**INPUT MATERIAL**

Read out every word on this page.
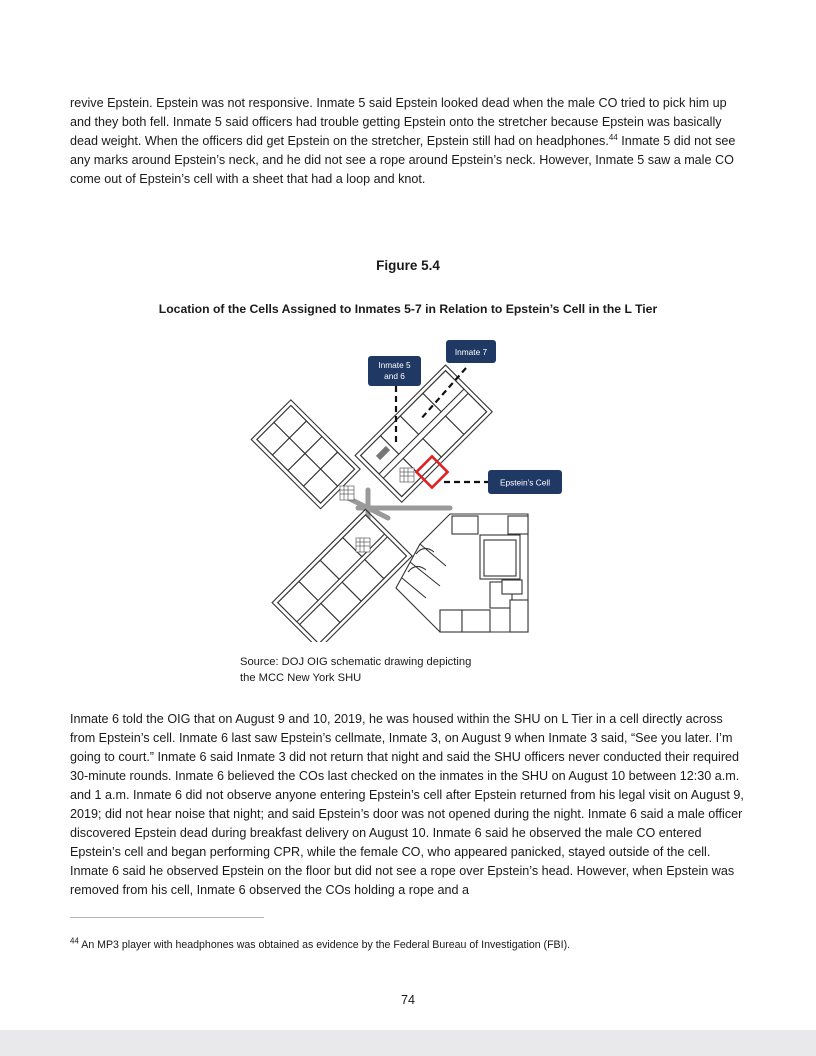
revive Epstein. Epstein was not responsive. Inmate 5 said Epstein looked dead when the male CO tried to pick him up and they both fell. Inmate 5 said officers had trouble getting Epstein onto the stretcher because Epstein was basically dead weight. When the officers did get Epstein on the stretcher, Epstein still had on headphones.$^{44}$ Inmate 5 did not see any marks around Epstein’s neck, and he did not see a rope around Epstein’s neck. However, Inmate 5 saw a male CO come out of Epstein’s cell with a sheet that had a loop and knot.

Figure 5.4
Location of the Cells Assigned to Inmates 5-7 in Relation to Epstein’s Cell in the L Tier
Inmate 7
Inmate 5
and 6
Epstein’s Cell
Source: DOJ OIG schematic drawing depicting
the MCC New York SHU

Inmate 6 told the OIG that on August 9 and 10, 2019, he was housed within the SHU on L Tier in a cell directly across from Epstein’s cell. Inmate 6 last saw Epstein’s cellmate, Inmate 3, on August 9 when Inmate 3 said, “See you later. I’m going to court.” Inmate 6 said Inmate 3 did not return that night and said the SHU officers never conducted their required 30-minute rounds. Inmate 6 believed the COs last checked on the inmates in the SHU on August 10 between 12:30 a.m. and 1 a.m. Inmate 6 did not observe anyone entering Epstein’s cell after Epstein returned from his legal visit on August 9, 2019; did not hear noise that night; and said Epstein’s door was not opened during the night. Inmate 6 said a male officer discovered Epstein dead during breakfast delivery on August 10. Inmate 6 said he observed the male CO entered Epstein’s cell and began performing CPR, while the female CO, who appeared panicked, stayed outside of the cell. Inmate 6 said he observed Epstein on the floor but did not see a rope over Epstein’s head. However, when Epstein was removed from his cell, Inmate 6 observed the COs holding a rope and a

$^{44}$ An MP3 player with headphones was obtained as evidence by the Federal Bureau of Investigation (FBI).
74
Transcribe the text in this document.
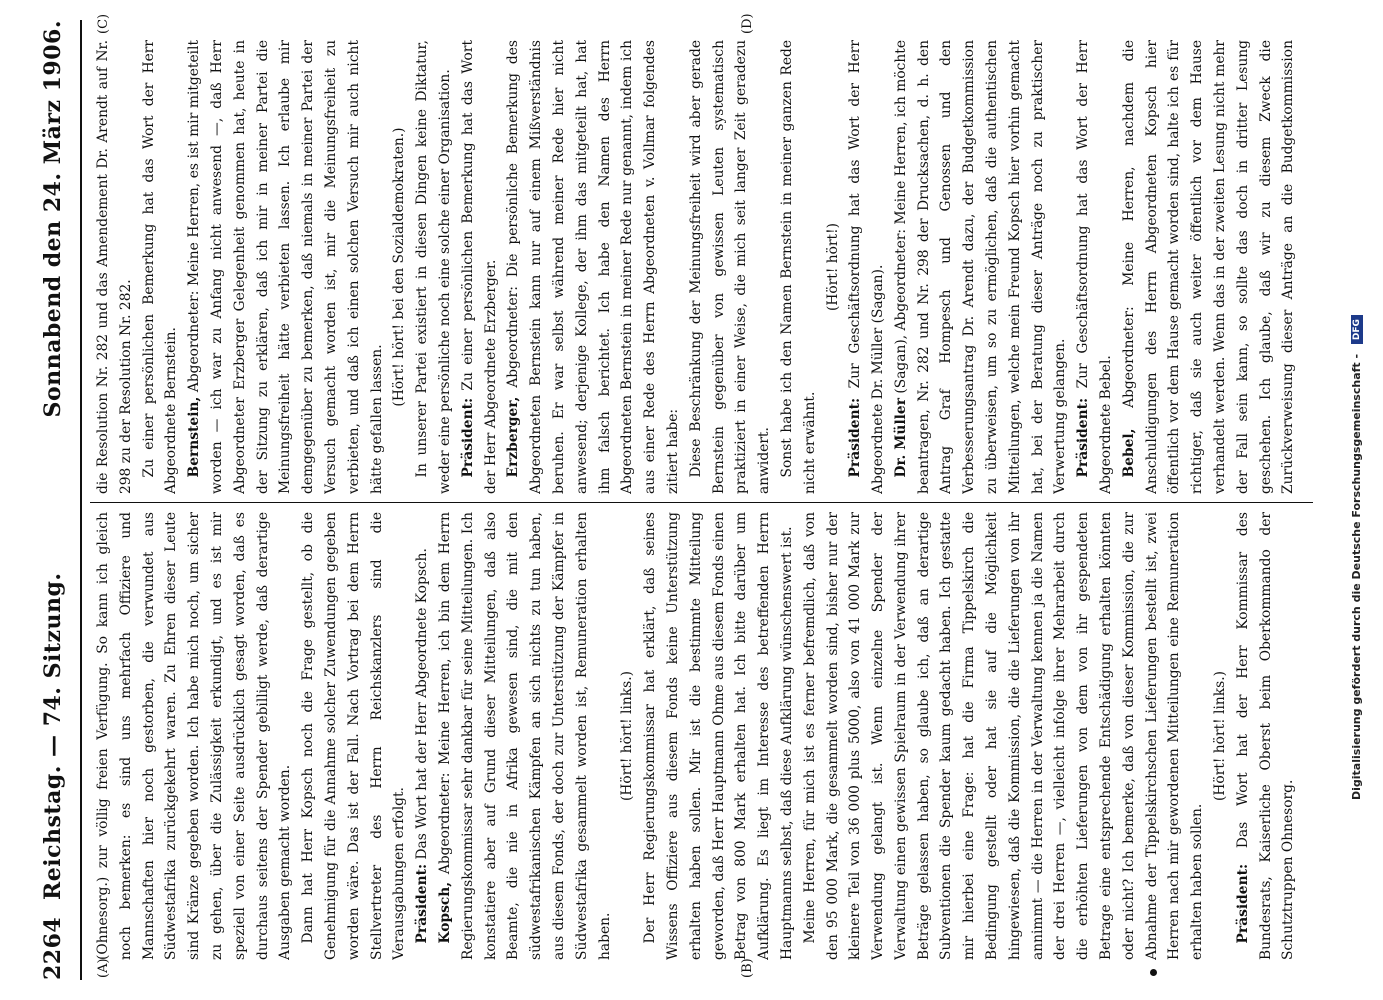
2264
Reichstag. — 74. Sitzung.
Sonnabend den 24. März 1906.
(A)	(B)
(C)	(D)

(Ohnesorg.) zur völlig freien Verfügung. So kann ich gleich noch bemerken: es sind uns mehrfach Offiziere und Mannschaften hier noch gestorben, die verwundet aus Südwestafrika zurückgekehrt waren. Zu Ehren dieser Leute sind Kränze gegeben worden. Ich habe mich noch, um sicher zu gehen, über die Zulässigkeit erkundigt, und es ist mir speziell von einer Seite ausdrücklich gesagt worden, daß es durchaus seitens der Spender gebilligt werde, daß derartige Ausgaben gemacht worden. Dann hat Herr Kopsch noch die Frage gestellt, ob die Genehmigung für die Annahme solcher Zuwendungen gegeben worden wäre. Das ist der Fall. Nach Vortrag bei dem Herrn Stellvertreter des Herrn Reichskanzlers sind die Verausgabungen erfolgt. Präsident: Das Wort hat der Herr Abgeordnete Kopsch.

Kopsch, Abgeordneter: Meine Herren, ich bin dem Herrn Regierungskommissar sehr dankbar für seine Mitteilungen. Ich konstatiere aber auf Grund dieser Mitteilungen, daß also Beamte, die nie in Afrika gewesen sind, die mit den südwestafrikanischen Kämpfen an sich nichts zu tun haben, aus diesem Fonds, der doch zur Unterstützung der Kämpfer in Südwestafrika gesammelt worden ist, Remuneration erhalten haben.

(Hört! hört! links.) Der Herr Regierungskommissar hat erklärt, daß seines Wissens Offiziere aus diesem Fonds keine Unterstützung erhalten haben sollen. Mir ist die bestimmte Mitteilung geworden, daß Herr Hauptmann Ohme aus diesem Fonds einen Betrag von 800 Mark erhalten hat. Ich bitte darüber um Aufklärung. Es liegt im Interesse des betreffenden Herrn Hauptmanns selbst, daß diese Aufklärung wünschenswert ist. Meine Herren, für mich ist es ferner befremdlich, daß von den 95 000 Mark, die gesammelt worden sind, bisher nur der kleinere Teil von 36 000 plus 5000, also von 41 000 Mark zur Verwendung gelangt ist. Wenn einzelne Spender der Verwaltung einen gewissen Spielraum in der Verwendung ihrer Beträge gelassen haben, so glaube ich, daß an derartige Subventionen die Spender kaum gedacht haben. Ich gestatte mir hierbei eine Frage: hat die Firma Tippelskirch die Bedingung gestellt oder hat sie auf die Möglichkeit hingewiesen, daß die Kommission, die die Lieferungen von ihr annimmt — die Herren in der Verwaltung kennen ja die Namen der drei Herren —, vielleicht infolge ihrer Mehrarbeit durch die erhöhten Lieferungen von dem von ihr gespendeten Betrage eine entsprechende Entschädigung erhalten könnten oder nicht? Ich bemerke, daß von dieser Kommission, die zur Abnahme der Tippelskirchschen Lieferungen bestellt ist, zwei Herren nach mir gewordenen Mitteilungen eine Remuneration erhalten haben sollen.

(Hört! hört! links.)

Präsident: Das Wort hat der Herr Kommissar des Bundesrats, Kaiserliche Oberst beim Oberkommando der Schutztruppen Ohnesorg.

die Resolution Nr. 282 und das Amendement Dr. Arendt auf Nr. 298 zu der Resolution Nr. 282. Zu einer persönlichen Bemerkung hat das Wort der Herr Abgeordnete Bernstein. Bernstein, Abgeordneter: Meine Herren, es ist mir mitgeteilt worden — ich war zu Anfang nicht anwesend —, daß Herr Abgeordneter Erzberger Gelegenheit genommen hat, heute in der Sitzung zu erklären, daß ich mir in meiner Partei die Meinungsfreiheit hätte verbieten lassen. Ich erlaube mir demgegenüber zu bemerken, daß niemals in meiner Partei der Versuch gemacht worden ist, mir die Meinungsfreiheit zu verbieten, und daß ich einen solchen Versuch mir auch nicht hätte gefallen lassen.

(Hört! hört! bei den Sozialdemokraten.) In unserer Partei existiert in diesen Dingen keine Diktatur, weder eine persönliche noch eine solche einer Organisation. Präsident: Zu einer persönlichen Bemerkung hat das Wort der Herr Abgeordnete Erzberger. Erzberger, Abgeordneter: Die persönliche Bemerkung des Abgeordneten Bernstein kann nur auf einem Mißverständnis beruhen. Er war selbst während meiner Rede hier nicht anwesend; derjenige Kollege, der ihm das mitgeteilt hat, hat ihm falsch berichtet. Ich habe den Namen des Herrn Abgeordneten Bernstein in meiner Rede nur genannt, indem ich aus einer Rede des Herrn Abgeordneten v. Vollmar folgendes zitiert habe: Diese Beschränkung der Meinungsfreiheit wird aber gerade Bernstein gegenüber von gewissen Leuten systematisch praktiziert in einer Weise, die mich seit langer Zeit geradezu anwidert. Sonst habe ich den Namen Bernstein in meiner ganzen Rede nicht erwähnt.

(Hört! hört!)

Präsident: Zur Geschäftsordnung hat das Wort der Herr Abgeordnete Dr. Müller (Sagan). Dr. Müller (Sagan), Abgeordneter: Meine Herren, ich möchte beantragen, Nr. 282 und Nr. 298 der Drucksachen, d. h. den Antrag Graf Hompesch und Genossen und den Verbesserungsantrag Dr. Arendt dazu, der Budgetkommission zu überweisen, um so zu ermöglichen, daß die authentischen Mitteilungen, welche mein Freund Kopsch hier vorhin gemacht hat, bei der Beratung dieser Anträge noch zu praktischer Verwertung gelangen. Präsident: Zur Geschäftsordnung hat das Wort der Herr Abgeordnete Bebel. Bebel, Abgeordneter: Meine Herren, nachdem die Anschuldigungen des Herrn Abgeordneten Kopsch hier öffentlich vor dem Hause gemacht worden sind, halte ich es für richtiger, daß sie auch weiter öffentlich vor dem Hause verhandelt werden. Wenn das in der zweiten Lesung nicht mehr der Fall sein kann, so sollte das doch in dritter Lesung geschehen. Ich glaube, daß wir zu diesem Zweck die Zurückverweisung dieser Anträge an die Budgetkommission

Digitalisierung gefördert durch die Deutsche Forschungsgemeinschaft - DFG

**EXERCISE**
An exact copy of all the lines above is required, with the pictures removed.

**ANSWER BOX**
Read out every word on this page.
revive Epstein. Epstein was not responsive. Inmate 5 said Epstein looked dead when the male CO tried to pick him up and they both fell. Inmate 5 said officers had trouble getting Epstein onto the stretcher because Epstein was basically dead weight. When the officers did get Epstein on the stretcher, Epstein still had on headphones.$^{44}$ Inmate 5 did not see any marks around Epstein’s neck, and he did not see a rope around Epstein’s neck. However, Inmate 5 saw a male CO come out of Epstein’s cell with a sheet that had a loop and knot.

Figure 5.4
Location of the Cells Assigned to Inmates 5-7 in Relation to Epstein’s Cell in the L Tier
Inmate 7
Inmate 5
and 6
Epstein’s Cell
Source: DOJ OIG schematic drawing depicting
the MCC New York SHU

Inmate 6 told the OIG that on August 9 and 10, 2019, he was housed within the SHU on L Tier in a cell directly across from Epstein’s cell. Inmate 6 last saw Epstein’s cellmate, Inmate 3, on August 9 when Inmate 3 said, “See you later. I’m going to court.” Inmate 6 said Inmate 3 did not return that night and said the SHU officers never conducted their required 30-minute rounds. Inmate 6 believed the COs last checked on the inmates in the SHU on August 10 between 12:30 a.m. and 1 a.m. Inmate 6 did not observe anyone entering Epstein’s cell after Epstein returned from his legal visit on August 9, 2019; did not hear noise that night; and said Epstein’s door was not opened during the night. Inmate 6 said a male officer discovered Epstein dead during breakfast delivery on August 10. Inmate 6 said he observed the male CO entered Epstein’s cell and began performing CPR, while the female CO, who appeared panicked, stayed outside of the cell. Inmate 6 said he observed Epstein on the floor but did not see a rope over Epstein’s head. However, when Epstein was removed from his cell, Inmate 6 observed the COs holding a rope and a

$^{44}$ An MP3 player with headphones was obtained as evidence by the Federal Bureau of Investigation (FBI).
74
Transcribe the text in this document.
2264
Reichstag. — 74. Sitzung.
Sonnabend den 24. März 1906.
(A)	(B)
(C)	(D)

(Ohnesorg.) zur völlig freien Verfügung. So kann ich gleich noch bemerken: es sind uns mehrfach Offiziere und Mannschaften hier noch gestorben, die verwundet aus Südwestafrika zurückgekehrt waren. Zu Ehren dieser Leute sind Kränze gegeben worden. Ich habe mich noch, um sicher zu gehen, über die Zulässigkeit erkundigt, und es ist mir speziell von einer Seite ausdrücklich gesagt worden, daß es durchaus seitens der Spender gebilligt werde, daß derartige Ausgaben gemacht worden. Dann hat Herr Kopsch noch die Frage gestellt, ob die Genehmigung für die Annahme solcher Zuwendungen gegeben worden wäre. Das ist der Fall. Nach Vortrag bei dem Herrn Stellvertreter des Herrn Reichskanzlers sind die Verausgabungen erfolgt. Präsident: Das Wort hat der Herr Abgeordnete Kopsch.

Kopsch, Abgeordneter: Meine Herren, ich bin dem Herrn Regierungskommissar sehr dankbar für seine Mitteilungen. Ich konstatiere aber auf Grund dieser Mitteilungen, daß also Beamte, die nie in Afrika gewesen sind, die mit den südwestafrikanischen Kämpfen an sich nichts zu tun haben, aus diesem Fonds, der doch zur Unterstützung der Kämpfer in Südwestafrika gesammelt worden ist, Remuneration erhalten haben.

(Hört! hört! links.) Der Herr Regierungskommissar hat erklärt, daß seines Wissens Offiziere aus diesem Fonds keine Unterstützung erhalten haben sollen. Mir ist die bestimmte Mitteilung geworden, daß Herr Hauptmann Ohme aus diesem Fonds einen Betrag von 800 Mark erhalten hat. Ich bitte darüber um Aufklärung. Es liegt im Interesse des betreffenden Herrn Hauptmanns selbst, daß diese Aufklärung wünschenswert ist. Meine Herren, für mich ist es ferner befremdlich, daß von den 95 000 Mark, die gesammelt worden sind, bisher nur der kleinere Teil von 36 000 plus 5000, also von 41 000 Mark zur Verwendung gelangt ist. Wenn einzelne Spender der Verwaltung einen gewissen Spielraum in der Verwendung ihrer Beträge gelassen haben, so glaube ich, daß an derartige Subventionen die Spender kaum gedacht haben. Ich gestatte mir hierbei eine Frage: hat die Firma Tippelskirch die Bedingung gestellt oder hat sie auf die Möglichkeit hingewiesen, daß die Kommission, die die Lieferungen von ihr annimmt — die Herren in der Verwaltung kennen ja die Namen der drei Herren —, vielleicht infolge ihrer Mehrarbeit durch die erhöhten Lieferungen von dem von ihr gespendeten Betrage eine entsprechende Entschädigung erhalten könnten oder nicht? Ich bemerke, daß von dieser Kommission, die zur Abnahme der Tippelskirchschen Lieferungen bestellt ist, zwei Herren nach mir gewordenen Mitteilungen eine Remuneration erhalten haben sollen.

(Hört! hört! links.)

Präsident: Das Wort hat der Herr Kommissar des Bundesrats, Kaiserliche Oberst beim Oberkommando der Schutztruppen Ohnesorg.

die Resolution Nr. 282 und das Amendement Dr. Arendt auf Nr. 298 zu der Resolution Nr. 282. Zu einer persönlichen Bemerkung hat das Wort der Herr Abgeordnete Bernstein. Bernstein, Abgeordneter: Meine Herren, es ist mir mitgeteilt worden — ich war zu Anfang nicht anwesend —, daß Herr Abgeordneter Erzberger Gelegenheit genommen hat, heute in der Sitzung zu erklären, daß ich mir in meiner Partei die Meinungsfreiheit hätte verbieten lassen. Ich erlaube mir demgegenüber zu bemerken, daß niemals in meiner Partei der Versuch gemacht worden ist, mir die Meinungsfreiheit zu verbieten, und daß ich einen solchen Versuch mir auch nicht hätte gefallen lassen.

(Hört! hört! bei den Sozialdemokraten.) In unserer Partei existiert in diesen Dingen keine Diktatur, weder eine persönliche noch eine solche einer Organisation. Präsident: Zu einer persönlichen Bemerkung hat das Wort der Herr Abgeordnete Erzberger. Erzberger, Abgeordneter: Die persönliche Bemerkung des Abgeordneten Bernstein kann nur auf einem Mißverständnis beruhen. Er war selbst während meiner Rede hier nicht anwesend; derjenige Kollege, der ihm das mitgeteilt hat, hat ihm falsch berichtet. Ich habe den Namen des Herrn Abgeordneten Bernstein in meiner Rede nur genannt, indem ich aus einer Rede des Herrn Abgeordneten v. Vollmar folgendes zitiert habe: Diese Beschränkung der Meinungsfreiheit wird aber gerade Bernstein gegenüber von gewissen Leuten systematisch praktiziert in einer Weise, die mich seit langer Zeit geradezu anwidert. Sonst habe ich den Namen Bernstein in meiner ganzen Rede nicht erwähnt.

(Hört! hört!)

Präsident: Zur Geschäftsordnung hat das Wort der Herr Abgeordnete Dr. Müller (Sagan). Dr. Müller (Sagan), Abgeordneter: Meine Herren, ich möchte beantragen, Nr. 282 und Nr. 298 der Drucksachen, d. h. den Antrag Graf Hompesch und Genossen und den Verbesserungsantrag Dr. Arendt dazu, der Budgetkommission zu überweisen, um so zu ermöglichen, daß die authentischen Mitteilungen, welche mein Freund Kopsch hier vorhin gemacht hat, bei der Beratung dieser Anträge noch zu praktischer Verwertung gelangen. Präsident: Zur Geschäftsordnung hat das Wort der Herr Abgeordnete Bebel. Bebel, Abgeordneter: Meine Herren, nachdem die Anschuldigungen des Herrn Abgeordneten Kopsch hier öffentlich vor dem Hause gemacht worden sind, halte ich es für richtiger, daß sie auch weiter öffentlich vor dem Hause verhandelt werden. Wenn das in der zweiten Lesung nicht mehr der Fall sein kann, so sollte das doch in dritter Lesung geschehen. Ich glaube, daß wir zu diesem Zweck die Zurückverweisung dieser Anträge an die Budgetkommission

Digitalisierung gefördert durch die Deutsche Forschungsgemeinschaft - DFG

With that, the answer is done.